◆ **Instructions for the task**
In the records below, copy out word for word the lines from the one containing "task-bar[interactable] bbox=[910, 766, 914, 781]" up to and including the one containing "task-name[interactable]: Create Project".

◆ **Records provided**
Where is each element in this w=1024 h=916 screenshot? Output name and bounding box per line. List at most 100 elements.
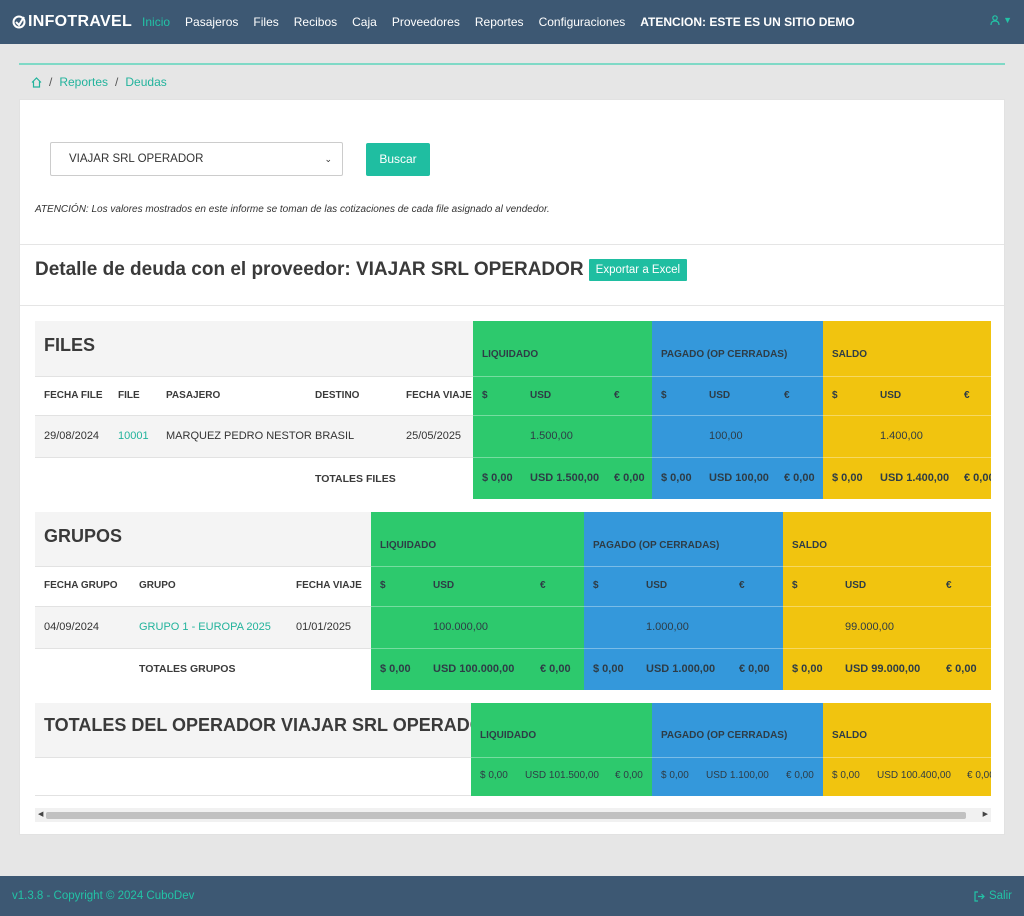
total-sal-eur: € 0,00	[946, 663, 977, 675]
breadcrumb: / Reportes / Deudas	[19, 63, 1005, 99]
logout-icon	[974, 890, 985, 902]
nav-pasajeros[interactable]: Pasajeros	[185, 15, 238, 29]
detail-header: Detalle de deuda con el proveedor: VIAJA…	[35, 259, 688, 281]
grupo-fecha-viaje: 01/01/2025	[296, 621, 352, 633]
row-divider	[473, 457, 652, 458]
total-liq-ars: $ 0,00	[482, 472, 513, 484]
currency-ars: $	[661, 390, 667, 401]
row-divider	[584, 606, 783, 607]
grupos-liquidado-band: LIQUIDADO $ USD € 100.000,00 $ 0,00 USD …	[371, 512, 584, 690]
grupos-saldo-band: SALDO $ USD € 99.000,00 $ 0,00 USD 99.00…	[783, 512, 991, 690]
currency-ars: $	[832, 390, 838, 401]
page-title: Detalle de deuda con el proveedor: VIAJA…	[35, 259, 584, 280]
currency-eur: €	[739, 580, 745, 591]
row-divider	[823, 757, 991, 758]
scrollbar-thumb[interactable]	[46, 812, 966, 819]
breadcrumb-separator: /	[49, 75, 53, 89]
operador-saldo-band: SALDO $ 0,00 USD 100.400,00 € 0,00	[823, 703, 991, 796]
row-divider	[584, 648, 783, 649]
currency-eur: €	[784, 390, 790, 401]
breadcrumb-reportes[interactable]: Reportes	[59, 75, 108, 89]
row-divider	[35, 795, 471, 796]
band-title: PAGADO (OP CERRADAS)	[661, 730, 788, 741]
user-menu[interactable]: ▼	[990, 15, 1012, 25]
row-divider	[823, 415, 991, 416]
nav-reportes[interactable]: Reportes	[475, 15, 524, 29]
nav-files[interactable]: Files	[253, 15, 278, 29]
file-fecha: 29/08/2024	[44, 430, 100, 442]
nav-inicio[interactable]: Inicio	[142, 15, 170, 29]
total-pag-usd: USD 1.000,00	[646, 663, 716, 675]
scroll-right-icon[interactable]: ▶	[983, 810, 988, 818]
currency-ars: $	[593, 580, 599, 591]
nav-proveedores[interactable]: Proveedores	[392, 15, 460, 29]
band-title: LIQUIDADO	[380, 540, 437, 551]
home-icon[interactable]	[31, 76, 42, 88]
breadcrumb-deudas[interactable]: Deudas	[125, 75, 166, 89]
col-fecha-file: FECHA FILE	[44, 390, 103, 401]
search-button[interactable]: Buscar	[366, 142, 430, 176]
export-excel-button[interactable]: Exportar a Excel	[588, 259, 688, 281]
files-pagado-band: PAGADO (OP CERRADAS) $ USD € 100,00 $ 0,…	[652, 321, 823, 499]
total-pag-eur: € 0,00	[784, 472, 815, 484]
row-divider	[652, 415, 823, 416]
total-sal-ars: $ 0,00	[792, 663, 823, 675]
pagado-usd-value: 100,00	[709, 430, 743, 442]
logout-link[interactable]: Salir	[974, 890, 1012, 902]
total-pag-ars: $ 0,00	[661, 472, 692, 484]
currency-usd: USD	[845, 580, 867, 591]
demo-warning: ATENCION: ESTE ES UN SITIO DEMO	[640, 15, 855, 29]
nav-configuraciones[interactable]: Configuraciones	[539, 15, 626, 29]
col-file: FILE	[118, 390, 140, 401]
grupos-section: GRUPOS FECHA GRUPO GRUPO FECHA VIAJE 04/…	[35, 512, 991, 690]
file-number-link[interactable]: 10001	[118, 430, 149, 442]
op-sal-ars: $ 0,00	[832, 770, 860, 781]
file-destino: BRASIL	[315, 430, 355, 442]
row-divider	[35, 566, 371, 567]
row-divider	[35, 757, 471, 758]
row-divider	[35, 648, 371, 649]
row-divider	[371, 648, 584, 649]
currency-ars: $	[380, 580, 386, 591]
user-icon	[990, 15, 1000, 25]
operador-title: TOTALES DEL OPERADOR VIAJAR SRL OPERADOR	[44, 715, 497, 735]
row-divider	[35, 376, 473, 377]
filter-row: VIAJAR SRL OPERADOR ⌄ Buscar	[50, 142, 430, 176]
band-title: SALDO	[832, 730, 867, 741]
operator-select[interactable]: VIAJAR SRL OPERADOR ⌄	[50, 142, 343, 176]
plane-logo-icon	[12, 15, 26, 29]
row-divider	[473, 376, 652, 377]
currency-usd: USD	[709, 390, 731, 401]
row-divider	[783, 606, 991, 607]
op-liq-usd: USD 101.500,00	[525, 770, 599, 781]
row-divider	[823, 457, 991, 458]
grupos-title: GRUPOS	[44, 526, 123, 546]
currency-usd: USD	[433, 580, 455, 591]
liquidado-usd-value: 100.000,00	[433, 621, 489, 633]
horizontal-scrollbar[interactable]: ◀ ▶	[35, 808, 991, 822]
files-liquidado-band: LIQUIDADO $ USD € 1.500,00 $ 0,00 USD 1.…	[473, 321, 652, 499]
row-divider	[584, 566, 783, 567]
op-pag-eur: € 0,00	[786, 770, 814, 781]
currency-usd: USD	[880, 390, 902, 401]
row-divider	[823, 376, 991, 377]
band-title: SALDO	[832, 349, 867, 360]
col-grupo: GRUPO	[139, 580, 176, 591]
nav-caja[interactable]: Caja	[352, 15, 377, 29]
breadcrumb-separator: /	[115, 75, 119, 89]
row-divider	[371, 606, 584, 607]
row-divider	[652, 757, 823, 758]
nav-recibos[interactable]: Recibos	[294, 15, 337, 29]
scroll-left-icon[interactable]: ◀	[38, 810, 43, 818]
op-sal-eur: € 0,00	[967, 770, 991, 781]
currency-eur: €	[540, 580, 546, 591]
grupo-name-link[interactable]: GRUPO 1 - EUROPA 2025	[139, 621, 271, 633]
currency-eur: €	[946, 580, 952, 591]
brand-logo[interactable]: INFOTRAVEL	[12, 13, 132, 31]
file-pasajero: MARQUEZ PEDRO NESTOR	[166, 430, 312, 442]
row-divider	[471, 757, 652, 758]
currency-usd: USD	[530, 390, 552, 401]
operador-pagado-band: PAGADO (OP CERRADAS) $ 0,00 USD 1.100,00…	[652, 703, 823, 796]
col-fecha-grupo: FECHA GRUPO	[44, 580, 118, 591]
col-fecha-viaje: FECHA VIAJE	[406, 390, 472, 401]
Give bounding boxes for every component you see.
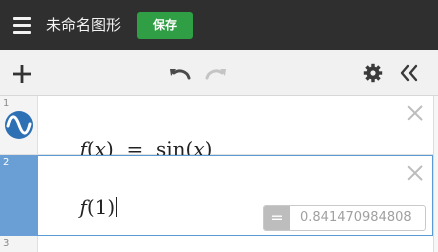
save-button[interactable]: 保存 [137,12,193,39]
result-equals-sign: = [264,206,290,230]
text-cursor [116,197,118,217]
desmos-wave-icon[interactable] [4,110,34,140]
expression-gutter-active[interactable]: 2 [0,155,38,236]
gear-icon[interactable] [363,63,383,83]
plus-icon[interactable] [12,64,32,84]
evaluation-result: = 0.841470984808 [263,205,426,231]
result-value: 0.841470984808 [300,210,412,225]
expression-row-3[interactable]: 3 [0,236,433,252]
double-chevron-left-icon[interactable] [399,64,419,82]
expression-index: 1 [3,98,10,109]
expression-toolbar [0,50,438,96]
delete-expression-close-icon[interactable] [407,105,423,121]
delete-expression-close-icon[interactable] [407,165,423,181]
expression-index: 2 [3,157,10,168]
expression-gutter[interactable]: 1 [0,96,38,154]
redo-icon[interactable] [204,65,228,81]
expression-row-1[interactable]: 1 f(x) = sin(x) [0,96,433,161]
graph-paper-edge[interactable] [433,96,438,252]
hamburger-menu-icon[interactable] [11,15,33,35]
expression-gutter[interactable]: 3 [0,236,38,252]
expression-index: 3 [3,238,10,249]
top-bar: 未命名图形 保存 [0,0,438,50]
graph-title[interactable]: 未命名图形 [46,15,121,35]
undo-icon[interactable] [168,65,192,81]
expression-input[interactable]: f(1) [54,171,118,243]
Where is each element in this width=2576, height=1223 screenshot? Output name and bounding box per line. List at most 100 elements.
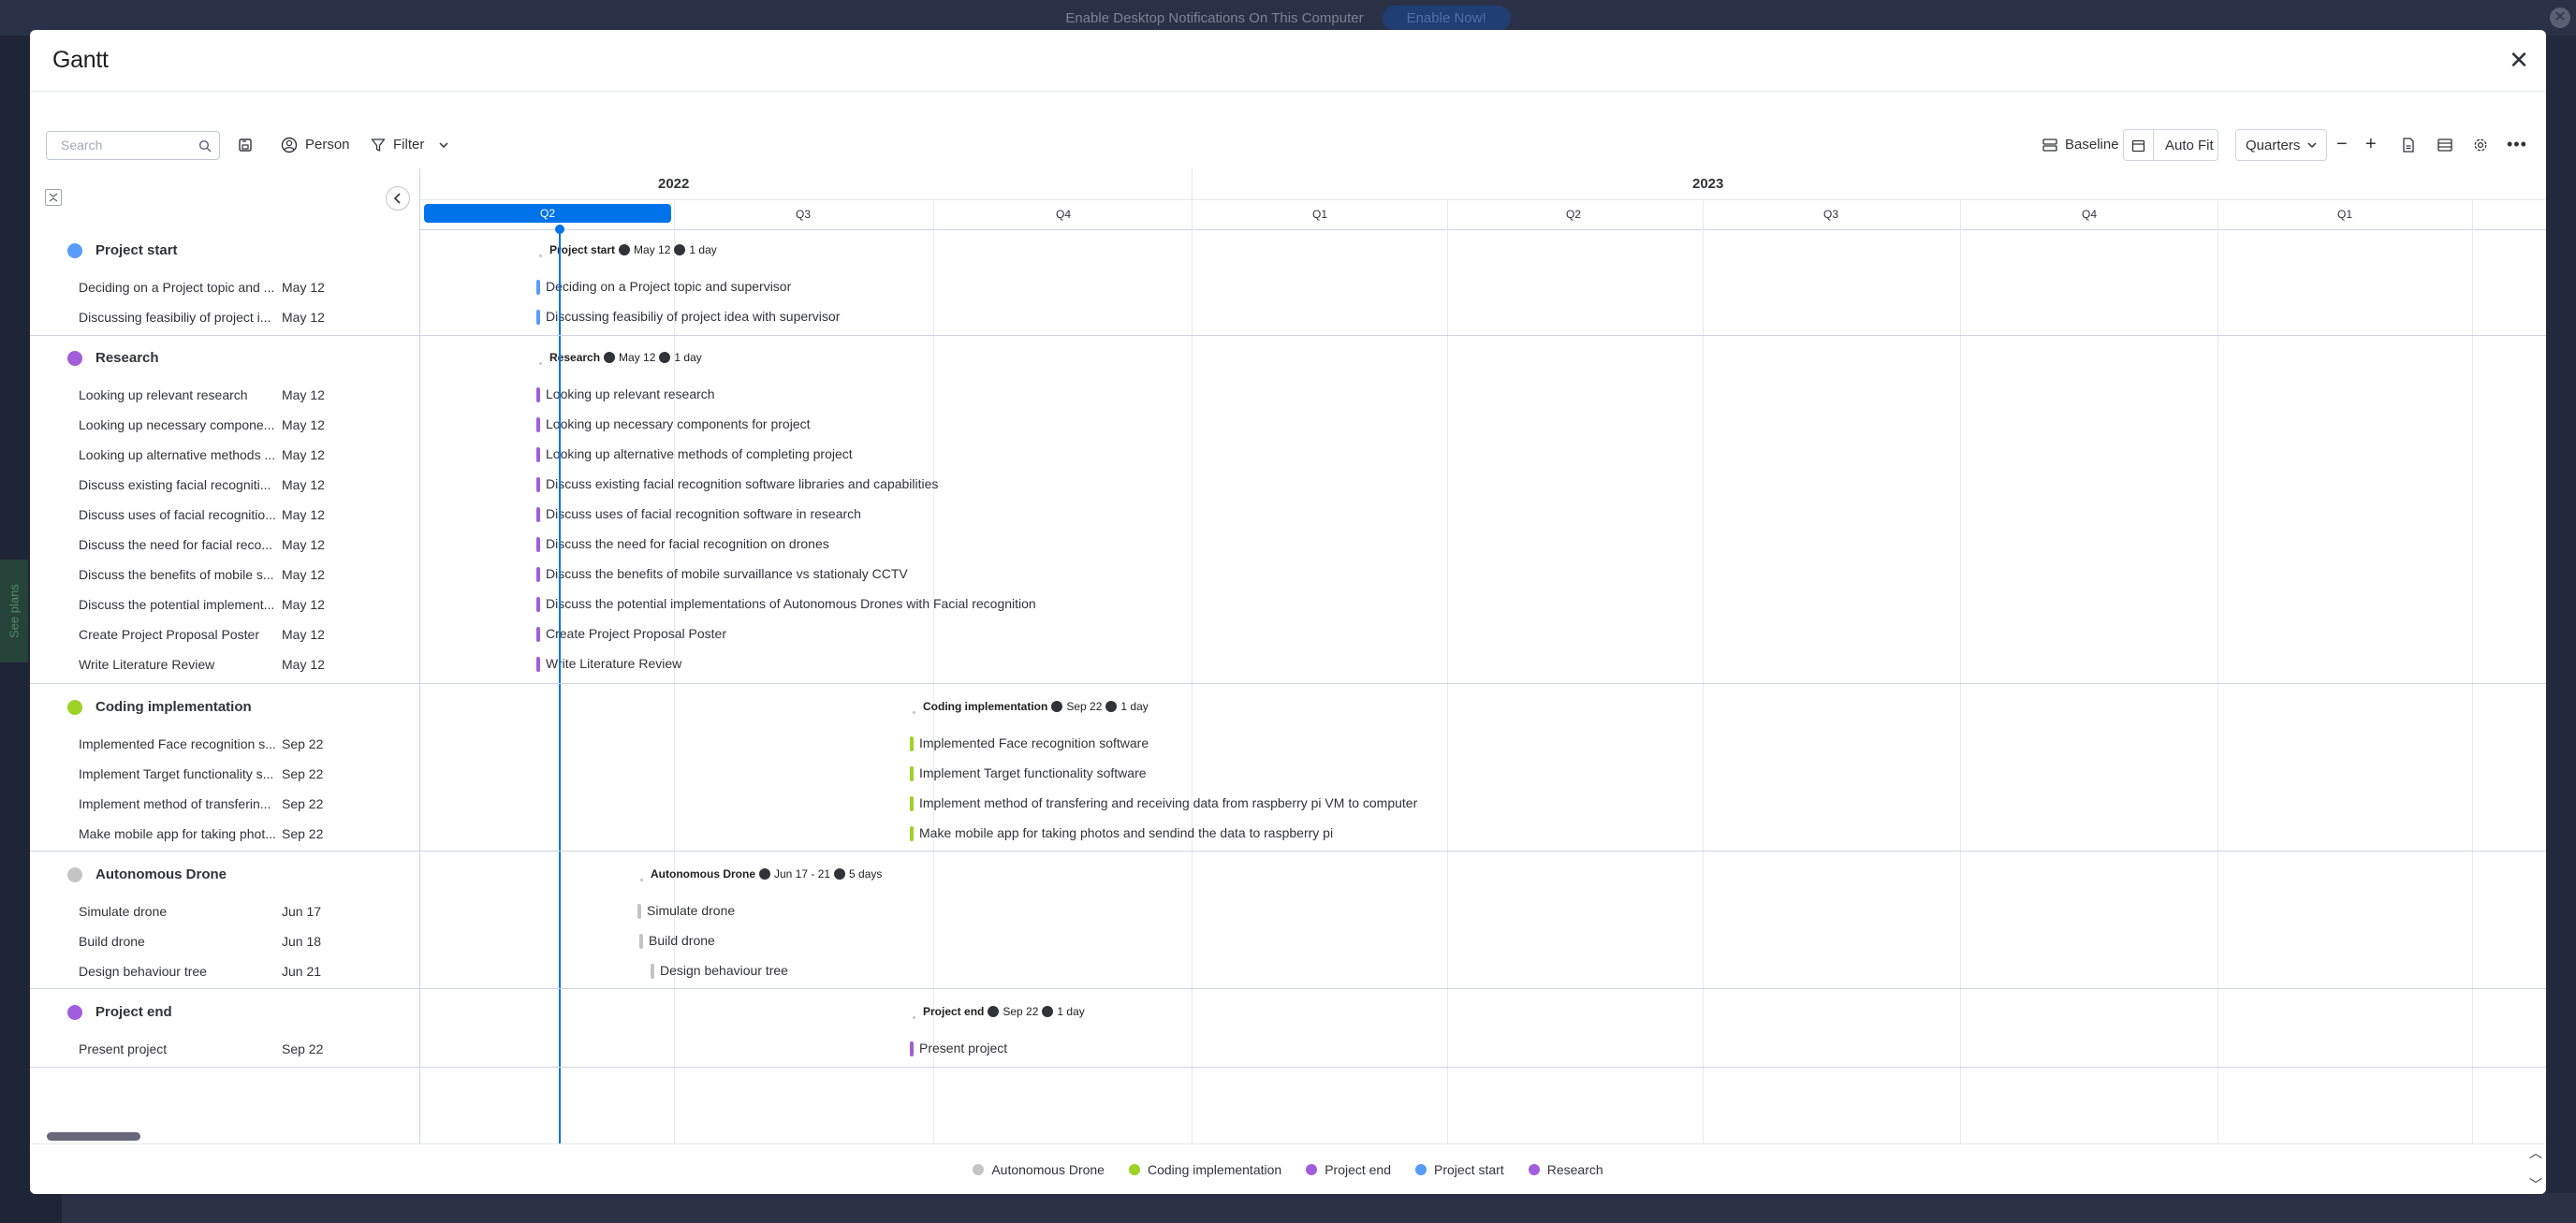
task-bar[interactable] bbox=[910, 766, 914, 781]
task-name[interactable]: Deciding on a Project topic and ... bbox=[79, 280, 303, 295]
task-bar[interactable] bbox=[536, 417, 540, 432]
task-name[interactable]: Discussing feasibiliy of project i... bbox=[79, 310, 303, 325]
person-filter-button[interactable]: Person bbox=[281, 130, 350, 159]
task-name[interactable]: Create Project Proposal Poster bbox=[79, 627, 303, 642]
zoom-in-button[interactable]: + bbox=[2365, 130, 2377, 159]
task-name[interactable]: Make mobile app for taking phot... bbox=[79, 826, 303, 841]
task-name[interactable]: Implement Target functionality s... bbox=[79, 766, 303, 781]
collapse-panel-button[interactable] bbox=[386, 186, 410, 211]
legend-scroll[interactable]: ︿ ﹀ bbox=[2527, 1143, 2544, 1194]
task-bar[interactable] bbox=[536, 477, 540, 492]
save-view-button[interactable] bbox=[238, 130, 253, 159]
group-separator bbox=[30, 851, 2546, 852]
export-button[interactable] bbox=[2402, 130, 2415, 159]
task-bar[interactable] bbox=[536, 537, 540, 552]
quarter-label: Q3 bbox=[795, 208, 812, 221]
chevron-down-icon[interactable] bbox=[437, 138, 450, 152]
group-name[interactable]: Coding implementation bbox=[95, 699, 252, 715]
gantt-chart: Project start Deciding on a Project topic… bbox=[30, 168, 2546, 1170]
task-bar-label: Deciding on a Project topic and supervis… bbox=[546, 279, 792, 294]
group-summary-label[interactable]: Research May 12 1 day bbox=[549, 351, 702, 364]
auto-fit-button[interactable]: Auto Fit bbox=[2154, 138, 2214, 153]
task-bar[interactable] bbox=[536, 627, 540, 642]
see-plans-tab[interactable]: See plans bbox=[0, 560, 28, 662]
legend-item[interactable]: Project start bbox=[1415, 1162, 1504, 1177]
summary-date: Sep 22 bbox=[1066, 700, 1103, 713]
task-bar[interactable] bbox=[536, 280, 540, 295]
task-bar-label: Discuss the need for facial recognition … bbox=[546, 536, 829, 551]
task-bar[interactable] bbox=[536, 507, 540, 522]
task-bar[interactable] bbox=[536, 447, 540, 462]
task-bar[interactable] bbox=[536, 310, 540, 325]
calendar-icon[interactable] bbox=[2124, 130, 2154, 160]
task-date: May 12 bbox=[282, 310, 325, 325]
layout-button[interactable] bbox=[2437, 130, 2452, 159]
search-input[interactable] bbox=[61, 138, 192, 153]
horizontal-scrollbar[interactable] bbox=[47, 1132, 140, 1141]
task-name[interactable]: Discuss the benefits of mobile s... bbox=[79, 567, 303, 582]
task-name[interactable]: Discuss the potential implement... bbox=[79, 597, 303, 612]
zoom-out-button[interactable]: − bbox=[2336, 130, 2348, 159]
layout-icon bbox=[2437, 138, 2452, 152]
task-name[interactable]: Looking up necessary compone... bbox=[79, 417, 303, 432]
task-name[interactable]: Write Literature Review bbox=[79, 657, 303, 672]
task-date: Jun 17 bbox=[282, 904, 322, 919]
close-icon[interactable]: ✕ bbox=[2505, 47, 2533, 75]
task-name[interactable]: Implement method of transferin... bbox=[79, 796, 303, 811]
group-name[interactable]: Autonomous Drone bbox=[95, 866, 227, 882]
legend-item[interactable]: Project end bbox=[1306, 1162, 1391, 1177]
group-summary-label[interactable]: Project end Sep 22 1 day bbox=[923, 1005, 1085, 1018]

◆ **Answer in full**
task-bar[interactable] bbox=[910, 766, 914, 781]
task-name[interactable]: Deciding on a Project topic and ... bbox=[79, 280, 303, 295]
task-bar[interactable] bbox=[536, 417, 540, 432]
task-name[interactable]: Discussing feasibiliy of project i... bbox=[79, 310, 303, 325]
person-filter-button[interactable]: Person bbox=[281, 130, 350, 159]
task-name[interactable]: Create Project Proposal Poster bbox=[79, 627, 303, 642]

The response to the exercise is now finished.